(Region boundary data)
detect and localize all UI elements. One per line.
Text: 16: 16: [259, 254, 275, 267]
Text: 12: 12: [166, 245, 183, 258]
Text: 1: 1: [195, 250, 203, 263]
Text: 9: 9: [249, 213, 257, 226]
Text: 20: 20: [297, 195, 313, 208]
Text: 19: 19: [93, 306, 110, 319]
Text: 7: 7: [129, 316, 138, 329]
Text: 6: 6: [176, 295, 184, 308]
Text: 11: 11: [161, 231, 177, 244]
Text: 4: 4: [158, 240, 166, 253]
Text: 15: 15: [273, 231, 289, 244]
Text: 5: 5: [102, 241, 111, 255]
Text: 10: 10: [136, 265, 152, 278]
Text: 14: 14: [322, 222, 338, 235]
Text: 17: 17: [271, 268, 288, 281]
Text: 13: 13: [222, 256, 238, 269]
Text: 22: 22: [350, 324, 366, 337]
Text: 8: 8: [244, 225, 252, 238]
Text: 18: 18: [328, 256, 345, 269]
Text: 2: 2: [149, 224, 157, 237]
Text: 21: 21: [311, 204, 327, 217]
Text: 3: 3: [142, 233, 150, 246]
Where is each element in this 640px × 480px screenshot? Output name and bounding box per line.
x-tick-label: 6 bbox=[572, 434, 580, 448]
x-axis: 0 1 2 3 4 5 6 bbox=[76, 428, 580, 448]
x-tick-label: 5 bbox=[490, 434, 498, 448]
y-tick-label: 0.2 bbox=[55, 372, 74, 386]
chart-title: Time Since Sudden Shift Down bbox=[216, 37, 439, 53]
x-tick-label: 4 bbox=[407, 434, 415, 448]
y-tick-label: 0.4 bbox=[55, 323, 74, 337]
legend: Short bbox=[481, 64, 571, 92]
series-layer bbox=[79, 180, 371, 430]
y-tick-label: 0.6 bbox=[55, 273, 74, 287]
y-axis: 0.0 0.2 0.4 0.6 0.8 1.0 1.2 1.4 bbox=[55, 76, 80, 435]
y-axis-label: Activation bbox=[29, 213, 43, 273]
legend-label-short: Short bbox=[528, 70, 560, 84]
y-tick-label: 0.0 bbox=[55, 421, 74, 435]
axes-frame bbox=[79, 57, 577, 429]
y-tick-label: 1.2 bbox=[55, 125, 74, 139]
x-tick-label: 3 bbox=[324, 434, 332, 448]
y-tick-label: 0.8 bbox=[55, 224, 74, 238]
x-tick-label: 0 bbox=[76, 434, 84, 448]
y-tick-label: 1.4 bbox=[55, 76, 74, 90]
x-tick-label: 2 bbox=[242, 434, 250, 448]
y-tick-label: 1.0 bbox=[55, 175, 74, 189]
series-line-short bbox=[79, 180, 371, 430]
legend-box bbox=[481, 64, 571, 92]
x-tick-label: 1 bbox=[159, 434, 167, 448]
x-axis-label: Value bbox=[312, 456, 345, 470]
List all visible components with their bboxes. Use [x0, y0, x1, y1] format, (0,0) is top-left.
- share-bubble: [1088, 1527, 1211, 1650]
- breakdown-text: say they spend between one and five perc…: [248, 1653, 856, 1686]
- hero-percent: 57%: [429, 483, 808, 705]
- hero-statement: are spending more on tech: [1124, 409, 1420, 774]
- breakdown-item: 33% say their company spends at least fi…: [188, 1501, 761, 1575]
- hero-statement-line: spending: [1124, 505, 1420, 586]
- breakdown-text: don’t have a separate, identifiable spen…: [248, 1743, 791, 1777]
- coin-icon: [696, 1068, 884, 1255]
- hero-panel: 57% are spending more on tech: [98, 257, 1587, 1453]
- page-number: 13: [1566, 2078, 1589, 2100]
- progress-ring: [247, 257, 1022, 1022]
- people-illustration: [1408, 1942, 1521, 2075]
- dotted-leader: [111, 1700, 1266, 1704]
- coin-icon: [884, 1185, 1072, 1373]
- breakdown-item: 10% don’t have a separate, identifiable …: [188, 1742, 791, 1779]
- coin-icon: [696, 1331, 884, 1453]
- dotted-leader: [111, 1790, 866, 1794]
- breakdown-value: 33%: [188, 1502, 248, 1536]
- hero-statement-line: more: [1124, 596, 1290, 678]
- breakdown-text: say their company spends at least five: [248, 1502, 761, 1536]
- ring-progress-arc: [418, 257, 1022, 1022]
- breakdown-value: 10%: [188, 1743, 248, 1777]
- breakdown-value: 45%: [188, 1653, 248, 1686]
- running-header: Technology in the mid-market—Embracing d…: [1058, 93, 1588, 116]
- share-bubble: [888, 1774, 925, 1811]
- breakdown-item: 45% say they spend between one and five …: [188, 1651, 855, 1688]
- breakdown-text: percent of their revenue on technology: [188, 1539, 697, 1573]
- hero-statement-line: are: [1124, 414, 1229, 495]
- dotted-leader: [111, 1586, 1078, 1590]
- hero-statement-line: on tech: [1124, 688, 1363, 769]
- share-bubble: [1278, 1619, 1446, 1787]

**Exercise directions:**
Reproduce every line of the rows above without any changes.

**Exercise output:**
detect and localize all UI elements. One per line.
Text: 16: 16: [259, 254, 275, 267]
Text: 12: 12: [166, 245, 183, 258]
Text: 1: 1: [195, 250, 203, 263]
Text: 9: 9: [249, 213, 257, 226]
Text: 20: 20: [297, 195, 313, 208]
Text: 19: 19: [93, 306, 110, 319]
Text: 7: 7: [129, 316, 138, 329]
Text: 6: 6: [176, 295, 184, 308]
Text: 11: 11: [161, 231, 177, 244]
Text: 4: 4: [158, 240, 166, 253]
Text: 15: 15: [273, 231, 289, 244]
Text: 5: 5: [102, 241, 111, 255]
Text: 10: 10: [136, 265, 152, 278]
Text: 14: 14: [322, 222, 338, 235]
Text: 17: 17: [271, 268, 288, 281]
Text: 13: 13: [222, 256, 238, 269]
Text: 22: 22: [350, 324, 366, 337]
Text: 8: 8: [244, 225, 252, 238]
Text: 18: 18: [328, 256, 345, 269]
Text: 2: 2: [149, 224, 157, 237]
Text: 21: 21: [311, 204, 327, 217]
Text: 3: 3: [142, 233, 150, 246]
Where is each element in this 640px × 480px screenshot? Output name and bounding box per line.
x-tick-label: 6 bbox=[572, 434, 580, 448]
x-axis: 0 1 2 3 4 5 6 bbox=[76, 428, 580, 448]
x-tick-label: 5 bbox=[490, 434, 498, 448]
y-tick-label: 0.2 bbox=[55, 372, 74, 386]
chart-title: Time Since Sudden Shift Down bbox=[216, 37, 439, 53]
x-tick-label: 4 bbox=[407, 434, 415, 448]
y-tick-label: 0.4 bbox=[55, 323, 74, 337]
legend: Short bbox=[481, 64, 571, 92]
series-layer bbox=[79, 180, 371, 430]
y-tick-label: 0.6 bbox=[55, 273, 74, 287]
y-axis: 0.0 0.2 0.4 0.6 0.8 1.0 1.2 1.4 bbox=[55, 76, 80, 435]
y-axis-label: Activation bbox=[29, 213, 43, 273]
legend-label-short: Short bbox=[528, 70, 560, 84]
y-tick-label: 0.0 bbox=[55, 421, 74, 435]
axes-frame bbox=[79, 57, 577, 429]
y-tick-label: 1.2 bbox=[55, 125, 74, 139]
x-tick-label: 3 bbox=[324, 434, 332, 448]
y-tick-label: 0.8 bbox=[55, 224, 74, 238]
x-tick-label: 0 bbox=[76, 434, 84, 448]
y-tick-label: 1.4 bbox=[55, 76, 74, 90]
x-tick-label: 2 bbox=[242, 434, 250, 448]
y-tick-label: 1.0 bbox=[55, 175, 74, 189]
series-line-short bbox=[79, 180, 371, 430]
legend-box bbox=[481, 64, 571, 92]
x-tick-label: 1 bbox=[159, 434, 167, 448]
x-axis-label: Value bbox=[312, 456, 345, 470]
List all visible components with their bboxes. Use [x0, y0, x1, y1] format, (0,0) is top-left.
- share-bubble: [1088, 1527, 1211, 1650]
- breakdown-text: say they spend between one and five perc…: [248, 1653, 856, 1686]
- hero-percent: 57%: [429, 483, 808, 705]
- hero-statement: are spending more on tech: [1124, 409, 1420, 774]
- breakdown-item: 33% say their company spends at least fi…: [188, 1501, 761, 1575]
- hero-statement-line: spending: [1124, 505, 1420, 586]
- breakdown-text: don’t have a separate, identifiable spen…: [248, 1743, 791, 1777]
- coin-icon: [696, 1068, 884, 1255]
- hero-panel: 57% are spending more on tech: [98, 257, 1587, 1453]
- page-number: 13: [1566, 2078, 1589, 2100]
- progress-ring: [247, 257, 1022, 1022]
- people-illustration: [1408, 1942, 1521, 2075]
- dotted-leader: [111, 1700, 1266, 1704]
- coin-icon: [884, 1185, 1072, 1373]
- breakdown-item: 10% don’t have a separate, identifiable …: [188, 1742, 791, 1779]
- coin-icon: [696, 1331, 884, 1453]
- dotted-leader: [111, 1790, 866, 1794]
- breakdown-value: 33%: [188, 1502, 248, 1536]
- hero-statement-line: more: [1124, 596, 1290, 678]
- breakdown-text: say their company spends at least five: [248, 1502, 761, 1536]
- ring-progress-arc: [418, 257, 1022, 1022]
- breakdown-value: 10%: [188, 1743, 248, 1777]
- breakdown-value: 45%: [188, 1653, 248, 1686]
- running-header: Technology in the mid-market—Embracing d…: [1058, 93, 1588, 116]
- share-bubble: [888, 1774, 925, 1811]
- breakdown-item: 45% say they spend between one and five …: [188, 1651, 855, 1688]
- breakdown-text: percent of their revenue on technology: [188, 1539, 697, 1573]
- hero-statement-line: are: [1124, 414, 1229, 495]
- dotted-leader: [111, 1586, 1078, 1590]
- hero-statement-line: on tech: [1124, 688, 1363, 769]
- share-bubble: [1278, 1619, 1446, 1787]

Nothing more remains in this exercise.